■ **Exercise task**
Each entry below should be returned exactly as is, with the pictures removed.
--- Start of Dataset entries ---
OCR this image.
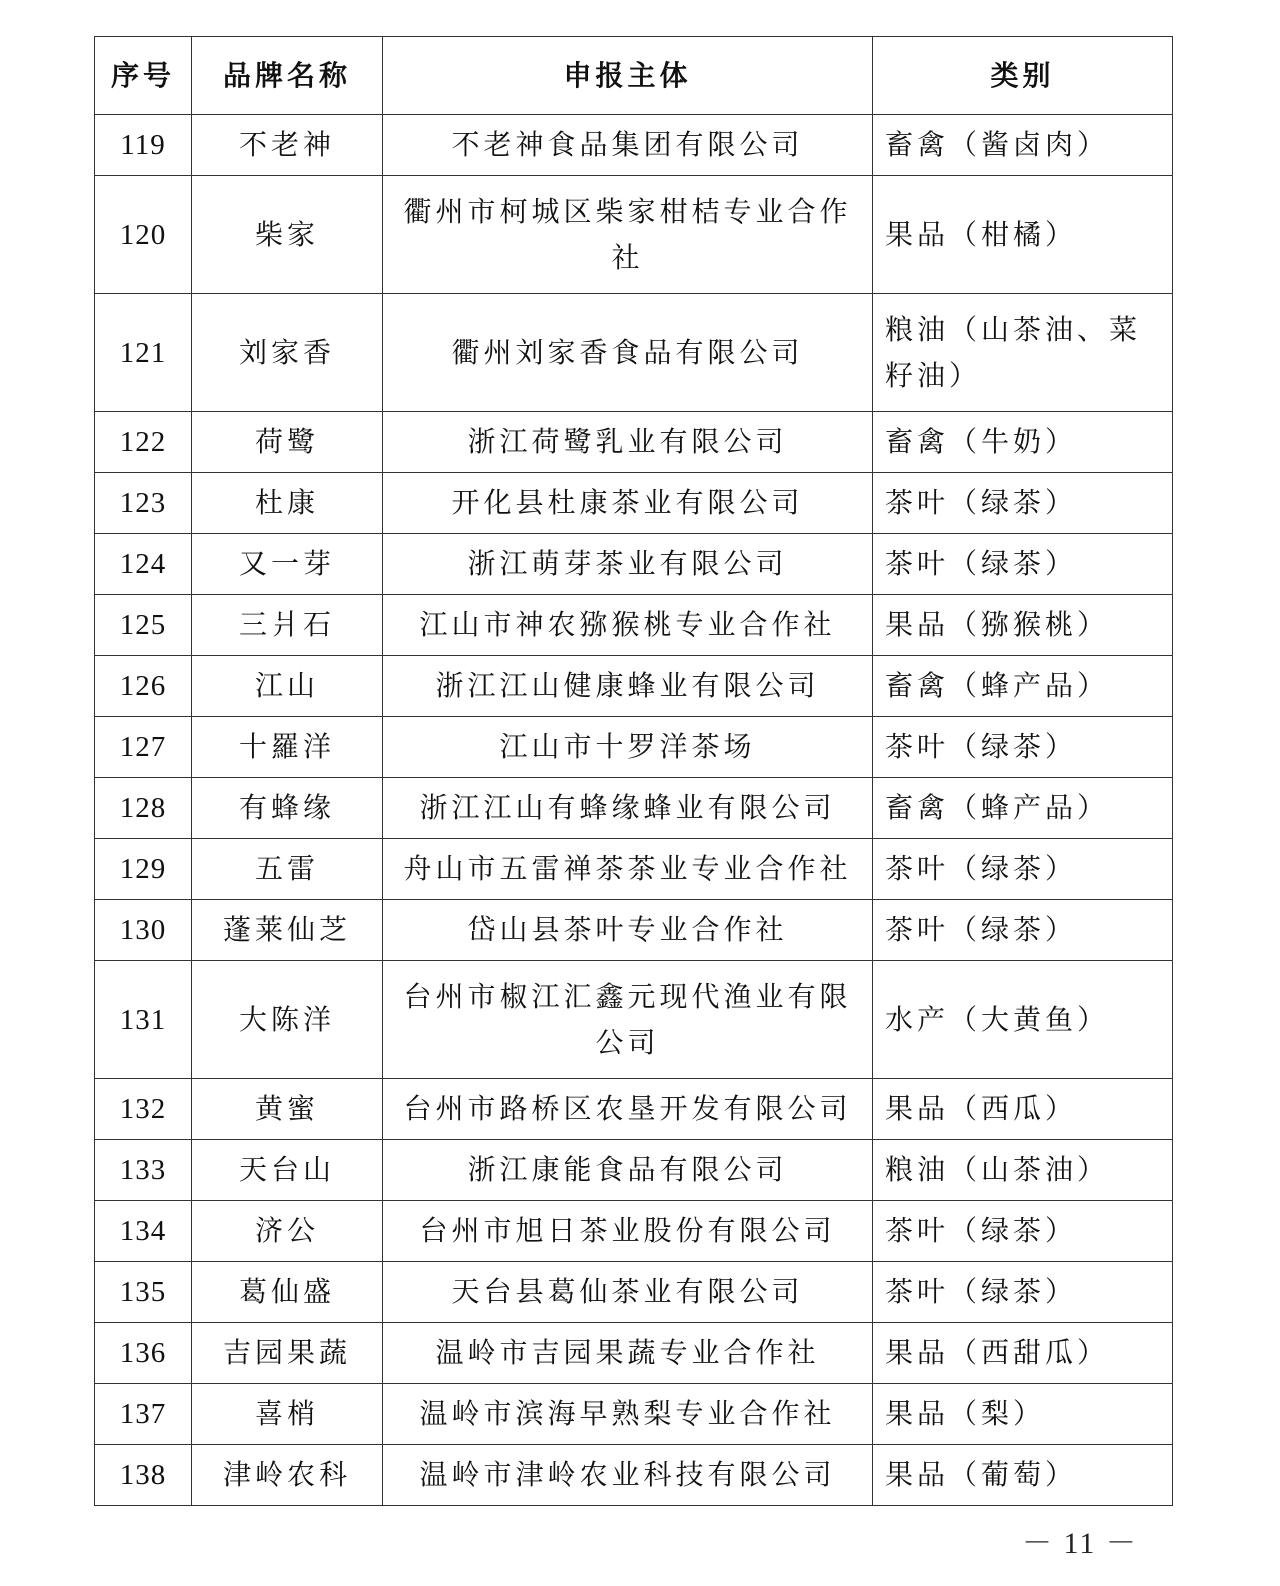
序号	品牌名称	申报主体	类别
119	不老神	不老神食品集团有限公司	畜禽（酱卤肉）
120	柴家	衢州市柯城区柴家柑桔专业合作社	果品（柑橘）
121	刘家香	衢州刘家香食品有限公司	粮油（山茶油、菜籽油）
122	荷鹭	浙江荷鹭乳业有限公司	畜禽（牛奶）
123	杜康	开化县杜康茶业有限公司	茶叶（绿茶）
124	又一芽	浙江萌芽茶业有限公司	茶叶（绿茶）
125	三爿石	江山市神农猕猴桃专业合作社	果品（猕猴桃）
126	江山	浙江江山健康蜂业有限公司	畜禽（蜂产品）
127	十羅洋	江山市十罗洋茶场	茶叶（绿茶）
128	有蜂缘	浙江江山有蜂缘蜂业有限公司	畜禽（蜂产品）
129	五雷	舟山市五雷禅茶茶业专业合作社	茶叶（绿茶）
130	蓬莱仙芝	岱山县茶叶专业合作社	茶叶（绿茶）
131	大陈洋	台州市椒江汇鑫元现代渔业有限公司	水产（大黄鱼）
132	黄蜜	台州市路桥区农垦开发有限公司	果品（西瓜）
133	天台山	浙江康能食品有限公司	粮油（山茶油）
134	济公	台州市旭日茶业股份有限公司	茶叶（绿茶）
135	葛仙盛	天台县葛仙茶业有限公司	茶叶（绿茶）
136	吉园果蔬	温岭市吉园果蔬专业合作社	果品（西甜瓜）
137	喜梢	温岭市滨海早熟梨专业合作社	果品（梨）
138	津岭农科	温岭市津岭农业科技有限公司	果品（葡萄）
－ 11 －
--- End of Dataset entries ---
■ **Complete output**
OCR this image.
序号	品牌名称	申报主体	类别
119	不老神	不老神食品集团有限公司	畜禽（酱卤肉）
120	柴家	衢州市柯城区柴家柑桔专业合作社	果品（柑橘）
121	刘家香	衢州刘家香食品有限公司	粮油（山茶油、菜籽油）
122	荷鹭	浙江荷鹭乳业有限公司	畜禽（牛奶）
123	杜康	开化县杜康茶业有限公司	茶叶（绿茶）
124	又一芽	浙江萌芽茶业有限公司	茶叶（绿茶）
125	三爿石	江山市神农猕猴桃专业合作社	果品（猕猴桃）
126	江山	浙江江山健康蜂业有限公司	畜禽（蜂产品）
127	十羅洋	江山市十罗洋茶场	茶叶（绿茶）
128	有蜂缘	浙江江山有蜂缘蜂业有限公司	畜禽（蜂产品）
129	五雷	舟山市五雷禅茶茶业专业合作社	茶叶（绿茶）
130	蓬莱仙芝	岱山县茶叶专业合作社	茶叶（绿茶）
131	大陈洋	台州市椒江汇鑫元现代渔业有限公司	水产（大黄鱼）
132	黄蜜	台州市路桥区农垦开发有限公司	果品（西瓜）
133	天台山	浙江康能食品有限公司	粮油（山茶油）
134	济公	台州市旭日茶业股份有限公司	茶叶（绿茶）
135	葛仙盛	天台县葛仙茶业有限公司	茶叶（绿茶）
136	吉园果蔬	温岭市吉园果蔬专业合作社	果品（西甜瓜）
137	喜梢	温岭市滨海早熟梨专业合作社	果品（梨）
138	津岭农科	温岭市津岭农业科技有限公司	果品（葡萄）
－ 11 －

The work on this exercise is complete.